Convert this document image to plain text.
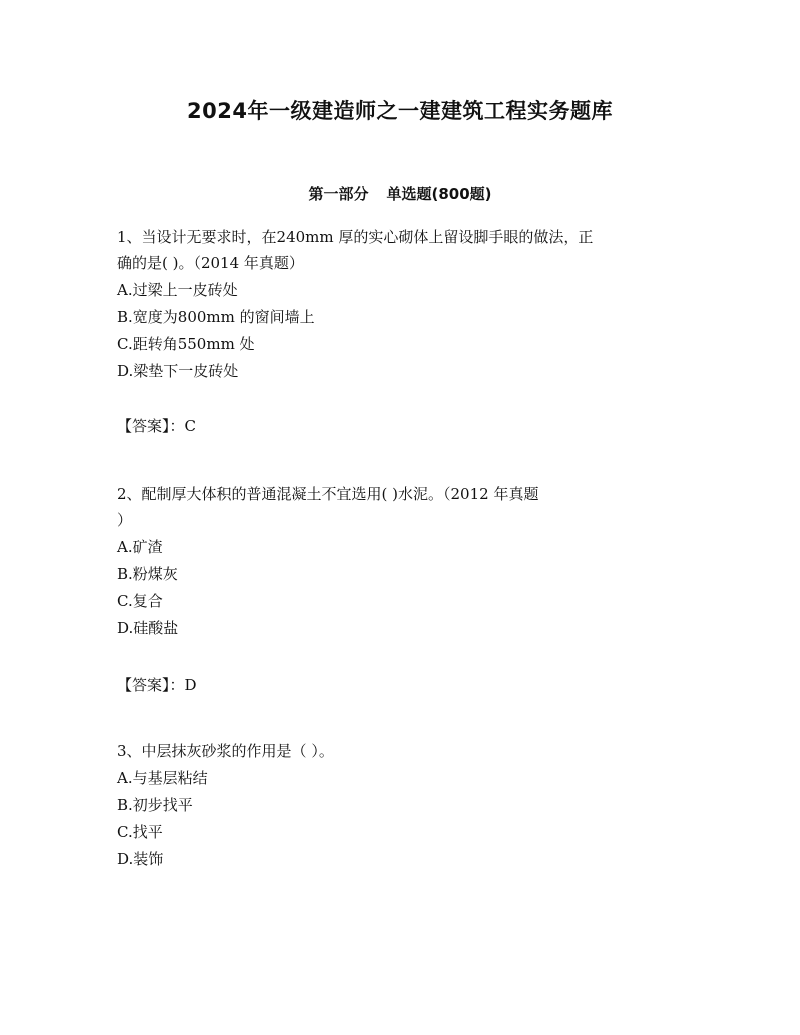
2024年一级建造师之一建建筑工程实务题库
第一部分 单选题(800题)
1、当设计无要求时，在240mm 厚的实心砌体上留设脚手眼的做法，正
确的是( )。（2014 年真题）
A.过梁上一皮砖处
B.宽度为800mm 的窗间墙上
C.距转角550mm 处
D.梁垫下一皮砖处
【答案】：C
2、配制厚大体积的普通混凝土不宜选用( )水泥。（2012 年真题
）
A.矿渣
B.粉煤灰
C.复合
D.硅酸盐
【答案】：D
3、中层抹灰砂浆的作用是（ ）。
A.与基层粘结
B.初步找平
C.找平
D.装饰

* * *

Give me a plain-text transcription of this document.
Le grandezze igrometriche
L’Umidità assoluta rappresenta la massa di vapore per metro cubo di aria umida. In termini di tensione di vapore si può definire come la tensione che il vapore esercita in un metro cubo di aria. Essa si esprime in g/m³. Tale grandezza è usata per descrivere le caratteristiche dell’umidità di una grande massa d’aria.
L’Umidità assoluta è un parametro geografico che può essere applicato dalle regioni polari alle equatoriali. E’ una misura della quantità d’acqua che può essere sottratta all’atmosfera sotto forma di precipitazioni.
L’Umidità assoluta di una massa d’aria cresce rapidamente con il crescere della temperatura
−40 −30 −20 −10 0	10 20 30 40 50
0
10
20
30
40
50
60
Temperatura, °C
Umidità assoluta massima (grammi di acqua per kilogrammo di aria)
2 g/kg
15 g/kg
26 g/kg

◆ **Task to carry out**
Check the data for the word "massa" and pull out the lines that have it.

◆ **Written response**
L’Umidità assoluta rappresenta la massa di vapore per metro cubo di aria umida. In termini di tensione di vapore si può definire come la tensione che il vapore esercita in un metro cubo di aria. Essa si esprime in g/m³. Tale grandezza è usata per descrivere le caratteristiche dell’umidità di una grande massa d’aria.
L’Umidità assoluta di una massa d’aria cresce rapidamente con il crescere della temperatura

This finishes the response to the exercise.